**Problem to solve:** Set down all of the data exactly as it appears.

(Records that describe figures)
------------------------------------------------------------------------

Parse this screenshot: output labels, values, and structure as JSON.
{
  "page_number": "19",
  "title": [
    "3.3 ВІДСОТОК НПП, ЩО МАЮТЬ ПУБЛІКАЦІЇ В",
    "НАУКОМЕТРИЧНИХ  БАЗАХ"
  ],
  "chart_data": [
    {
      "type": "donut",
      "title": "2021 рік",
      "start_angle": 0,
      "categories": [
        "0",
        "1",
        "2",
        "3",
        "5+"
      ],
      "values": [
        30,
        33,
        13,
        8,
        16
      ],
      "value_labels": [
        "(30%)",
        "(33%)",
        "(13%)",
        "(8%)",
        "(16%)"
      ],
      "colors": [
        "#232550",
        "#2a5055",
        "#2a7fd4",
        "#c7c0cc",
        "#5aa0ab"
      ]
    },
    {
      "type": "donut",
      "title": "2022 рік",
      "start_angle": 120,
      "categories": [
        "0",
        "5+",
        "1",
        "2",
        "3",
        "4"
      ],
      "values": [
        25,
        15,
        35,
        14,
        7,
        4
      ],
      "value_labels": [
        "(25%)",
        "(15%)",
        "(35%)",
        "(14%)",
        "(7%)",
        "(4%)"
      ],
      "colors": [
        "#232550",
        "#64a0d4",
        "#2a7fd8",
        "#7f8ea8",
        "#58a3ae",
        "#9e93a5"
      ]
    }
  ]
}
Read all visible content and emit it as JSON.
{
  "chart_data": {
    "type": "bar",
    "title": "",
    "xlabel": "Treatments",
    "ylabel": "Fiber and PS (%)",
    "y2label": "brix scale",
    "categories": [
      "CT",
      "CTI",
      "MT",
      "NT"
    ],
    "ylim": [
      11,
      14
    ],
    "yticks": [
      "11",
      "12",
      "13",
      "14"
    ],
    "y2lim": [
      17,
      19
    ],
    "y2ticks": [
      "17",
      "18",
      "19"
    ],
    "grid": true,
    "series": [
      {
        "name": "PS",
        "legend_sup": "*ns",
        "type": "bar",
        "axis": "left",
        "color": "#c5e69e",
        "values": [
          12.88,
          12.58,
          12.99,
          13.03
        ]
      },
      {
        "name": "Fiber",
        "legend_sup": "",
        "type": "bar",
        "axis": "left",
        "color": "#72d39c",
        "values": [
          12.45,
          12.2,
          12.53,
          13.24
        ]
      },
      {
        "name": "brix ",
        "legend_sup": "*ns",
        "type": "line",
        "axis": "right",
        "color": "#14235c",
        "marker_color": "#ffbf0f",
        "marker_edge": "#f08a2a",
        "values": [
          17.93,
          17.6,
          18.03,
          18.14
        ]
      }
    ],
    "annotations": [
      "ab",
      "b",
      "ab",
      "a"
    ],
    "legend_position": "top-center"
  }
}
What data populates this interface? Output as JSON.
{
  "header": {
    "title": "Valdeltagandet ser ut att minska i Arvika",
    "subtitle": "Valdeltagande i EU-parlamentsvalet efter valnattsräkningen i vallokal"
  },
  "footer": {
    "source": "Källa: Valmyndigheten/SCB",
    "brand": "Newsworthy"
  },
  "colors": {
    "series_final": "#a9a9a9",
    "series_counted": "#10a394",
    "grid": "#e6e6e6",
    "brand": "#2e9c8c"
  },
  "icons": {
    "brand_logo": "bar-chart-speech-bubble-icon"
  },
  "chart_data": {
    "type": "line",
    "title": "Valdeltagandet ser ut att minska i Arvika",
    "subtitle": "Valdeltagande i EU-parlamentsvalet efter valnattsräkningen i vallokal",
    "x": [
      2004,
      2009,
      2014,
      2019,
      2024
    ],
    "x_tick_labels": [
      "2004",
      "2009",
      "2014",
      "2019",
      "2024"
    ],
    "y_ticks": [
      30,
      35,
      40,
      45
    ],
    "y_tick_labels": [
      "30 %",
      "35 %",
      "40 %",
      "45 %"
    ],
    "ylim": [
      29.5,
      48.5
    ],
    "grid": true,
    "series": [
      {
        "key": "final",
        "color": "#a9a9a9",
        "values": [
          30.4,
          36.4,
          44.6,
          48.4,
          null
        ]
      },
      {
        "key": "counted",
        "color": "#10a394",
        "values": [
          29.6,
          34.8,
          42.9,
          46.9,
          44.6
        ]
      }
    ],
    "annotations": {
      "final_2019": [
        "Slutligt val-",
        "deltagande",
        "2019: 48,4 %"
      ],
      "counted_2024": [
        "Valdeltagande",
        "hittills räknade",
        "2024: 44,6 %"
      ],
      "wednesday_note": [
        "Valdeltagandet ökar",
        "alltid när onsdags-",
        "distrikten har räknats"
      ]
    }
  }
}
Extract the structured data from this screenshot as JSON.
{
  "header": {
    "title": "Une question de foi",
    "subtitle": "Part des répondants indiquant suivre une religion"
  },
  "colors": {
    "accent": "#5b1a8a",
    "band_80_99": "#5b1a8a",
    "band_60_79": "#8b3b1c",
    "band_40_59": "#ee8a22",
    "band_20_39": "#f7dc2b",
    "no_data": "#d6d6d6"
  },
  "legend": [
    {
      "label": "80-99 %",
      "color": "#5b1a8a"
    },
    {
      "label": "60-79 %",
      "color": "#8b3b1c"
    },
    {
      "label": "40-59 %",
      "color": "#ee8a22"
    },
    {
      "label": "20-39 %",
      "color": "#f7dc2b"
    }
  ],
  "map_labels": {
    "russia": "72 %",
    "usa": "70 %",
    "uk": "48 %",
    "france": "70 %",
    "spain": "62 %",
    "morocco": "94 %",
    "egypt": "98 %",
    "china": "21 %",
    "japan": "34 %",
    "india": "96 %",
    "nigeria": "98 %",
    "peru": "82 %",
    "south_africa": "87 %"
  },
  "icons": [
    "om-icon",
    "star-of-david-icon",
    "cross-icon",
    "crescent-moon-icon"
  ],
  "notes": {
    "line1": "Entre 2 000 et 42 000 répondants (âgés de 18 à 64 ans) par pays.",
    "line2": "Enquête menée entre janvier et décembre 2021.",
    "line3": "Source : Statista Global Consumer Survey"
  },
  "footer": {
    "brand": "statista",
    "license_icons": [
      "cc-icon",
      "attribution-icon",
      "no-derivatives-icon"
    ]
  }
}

------------------------------------------------------------------------

**Response below:**
Parse this screenshot: output labels, values, and structure as JSON.
{
  "page_number": "19",
  "title": [
    "3.3 ВІДСОТОК НПП, ЩО МАЮТЬ ПУБЛІКАЦІЇ В",
    "НАУКОМЕТРИЧНИХ  БАЗАХ"
  ],
  "chart_data": [
    {
      "type": "donut",
      "title": "2021 рік",
      "start_angle": 0,
      "categories": [
        "0",
        "1",
        "2",
        "3",
        "5+"
      ],
      "values": [
        30,
        33,
        13,
        8,
        16
      ],
      "value_labels": [
        "(30%)",
        "(33%)",
        "(13%)",
        "(8%)",
        "(16%)"
      ],
      "colors": [
        "#232550",
        "#2a5055",
        "#2a7fd4",
        "#c7c0cc",
        "#5aa0ab"
      ]
    },
    {
      "type": "donut",
      "title": "2022 рік",
      "start_angle": 120,
      "categories": [
        "0",
        "5+",
        "1",
        "2",
        "3",
        "4"
      ],
      "values": [
        25,
        15,
        35,
        14,
        7,
        4
      ],
      "value_labels": [
        "(25%)",
        "(15%)",
        "(35%)",
        "(14%)",
        "(7%)",
        "(4%)"
      ],
      "colors": [
        "#232550",
        "#64a0d4",
        "#2a7fd8",
        "#7f8ea8",
        "#58a3ae",
        "#9e93a5"
      ]
    }
  ]
}
Read all visible content and emit it as JSON.
{
  "chart_data": {
    "type": "bar",
    "title": "",
    "xlabel": "Treatments",
    "ylabel": "Fiber and PS (%)",
    "y2label": "brix scale",
    "categories": [
      "CT",
      "CTI",
      "MT",
      "NT"
    ],
    "ylim": [
      11,
      14
    ],
    "yticks": [
      "11",
      "12",
      "13",
      "14"
    ],
    "y2lim": [
      17,
      19
    ],
    "y2ticks": [
      "17",
      "18",
      "19"
    ],
    "grid": true,
    "series": [
      {
        "name": "PS",
        "legend_sup": "*ns",
        "type": "bar",
        "axis": "left",
        "color": "#c5e69e",
        "values": [
          12.88,
          12.58,
          12.99,
          13.03
        ]
      },
      {
        "name": "Fiber",
        "legend_sup": "",
        "type": "bar",
        "axis": "left",
        "color": "#72d39c",
        "values": [
          12.45,
          12.2,
          12.53,
          13.24
        ]
      },
      {
        "name": "brix ",
        "legend_sup": "*ns",
        "type": "line",
        "axis": "right",
        "color": "#14235c",
        "marker_color": "#ffbf0f",
        "marker_edge": "#f08a2a",
        "values": [
          17.93,
          17.6,
          18.03,
          18.14
        ]
      }
    ],
    "annotations": [
      "ab",
      "b",
      "ab",
      "a"
    ],
    "legend_position": "top-center"
  }
}
What data populates this interface? Output as JSON.
{
  "header": {
    "title": "Valdeltagandet ser ut att minska i Arvika",
    "subtitle": "Valdeltagande i EU-parlamentsvalet efter valnattsräkningen i vallokal"
  },
  "footer": {
    "source": "Källa: Valmyndigheten/SCB",
    "brand": "Newsworthy"
  },
  "colors": {
    "series_final": "#a9a9a9",
    "series_counted": "#10a394",
    "grid": "#e6e6e6",
    "brand": "#2e9c8c"
  },
  "icons": {
    "brand_logo": "bar-chart-speech-bubble-icon"
  },
  "chart_data": {
    "type": "line",
    "title": "Valdeltagandet ser ut att minska i Arvika",
    "subtitle": "Valdeltagande i EU-parlamentsvalet efter valnattsräkningen i vallokal",
    "x": [
      2004,
      2009,
      2014,
      2019,
      2024
    ],
    "x_tick_labels": [
      "2004",
      "2009",
      "2014",
      "2019",
      "2024"
    ],
    "y_ticks": [
      30,
      35,
      40,
      45
    ],
    "y_tick_labels": [
      "30 %",
      "35 %",
      "40 %",
      "45 %"
    ],
    "ylim": [
      29.5,
      48.5
    ],
    "grid": true,
    "series": [
      {
        "key": "final",
        "color": "#a9a9a9",
        "values": [
          30.4,
          36.4,
          44.6,
          48.4,
          null
        ]
      },
      {
        "key": "counted",
        "color": "#10a394",
        "values": [
          29.6,
          34.8,
          42.9,
          46.9,
          44.6
        ]
      }
    ],
    "annotations": {
      "final_2019": [
        "Slutligt val-",
        "deltagande",
        "2019: 48,4 %"
      ],
      "counted_2024": [
        "Valdeltagande",
        "hittills räknade",
        "2024: 44,6 %"
      ],
      "wednesday_note": [
        "Valdeltagandet ökar",
        "alltid när onsdags-",
        "distrikten har räknats"
      ]
    }
  }
}
Extract the structured data from this screenshot as JSON.
{
  "header": {
    "title": "Une question de foi",
    "subtitle": "Part des répondants indiquant suivre une religion"
  },
  "colors": {
    "accent": "#5b1a8a",
    "band_80_99": "#5b1a8a",
    "band_60_79": "#8b3b1c",
    "band_40_59": "#ee8a22",
    "band_20_39": "#f7dc2b",
    "no_data": "#d6d6d6"
  },
  "legend": [
    {
      "label": "80-99 %",
      "color": "#5b1a8a"
    },
    {
      "label": "60-79 %",
      "color": "#8b3b1c"
    },
    {
      "label": "40-59 %",
      "color": "#ee8a22"
    },
    {
      "label": "20-39 %",
      "color": "#f7dc2b"
    }
  ],
  "map_labels": {
    "russia": "72 %",
    "usa": "70 %",
    "uk": "48 %",
    "france": "70 %",
    "spain": "62 %",
    "morocco": "94 %",
    "egypt": "98 %",
    "china": "21 %",
    "japan": "34 %",
    "india": "96 %",
    "nigeria": "98 %",
    "peru": "82 %",
    "south_africa": "87 %"
  },
  "icons": [
    "om-icon",
    "star-of-david-icon",
    "cross-icon",
    "crescent-moon-icon"
  ],
  "notes": {
    "line1": "Entre 2 000 et 42 000 répondants (âgés de 18 à 64 ans) par pays.",
    "line2": "Enquête menée entre janvier et décembre 2021.",
    "line3": "Source : Statista Global Consumer Survey"
  },
  "footer": {
    "brand": "statista",
    "license_icons": [
      "cc-icon",
      "attribution-icon",
      "no-derivatives-icon"
    ]
  }
}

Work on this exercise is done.